-- Start Given data --

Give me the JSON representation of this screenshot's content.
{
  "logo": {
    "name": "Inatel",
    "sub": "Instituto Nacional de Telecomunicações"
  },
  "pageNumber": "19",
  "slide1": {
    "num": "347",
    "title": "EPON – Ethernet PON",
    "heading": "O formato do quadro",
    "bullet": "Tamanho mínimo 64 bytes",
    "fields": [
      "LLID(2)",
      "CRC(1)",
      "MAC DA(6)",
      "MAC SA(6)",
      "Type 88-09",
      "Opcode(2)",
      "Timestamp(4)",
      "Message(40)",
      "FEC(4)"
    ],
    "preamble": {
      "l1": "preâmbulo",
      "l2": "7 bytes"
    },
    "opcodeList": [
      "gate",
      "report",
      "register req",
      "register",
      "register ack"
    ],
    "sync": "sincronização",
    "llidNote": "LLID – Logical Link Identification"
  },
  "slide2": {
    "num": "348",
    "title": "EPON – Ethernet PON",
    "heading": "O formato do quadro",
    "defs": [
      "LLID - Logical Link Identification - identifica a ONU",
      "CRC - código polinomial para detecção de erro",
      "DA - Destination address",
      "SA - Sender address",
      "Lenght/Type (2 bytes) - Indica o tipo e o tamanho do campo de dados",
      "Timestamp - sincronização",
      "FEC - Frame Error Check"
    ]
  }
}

-- End Given data --

Short problem: In the records above, find the lines containing "sincronização" and copy them.

Solution below:
    "sync": "sincronização",
      "Timestamp - sincronização",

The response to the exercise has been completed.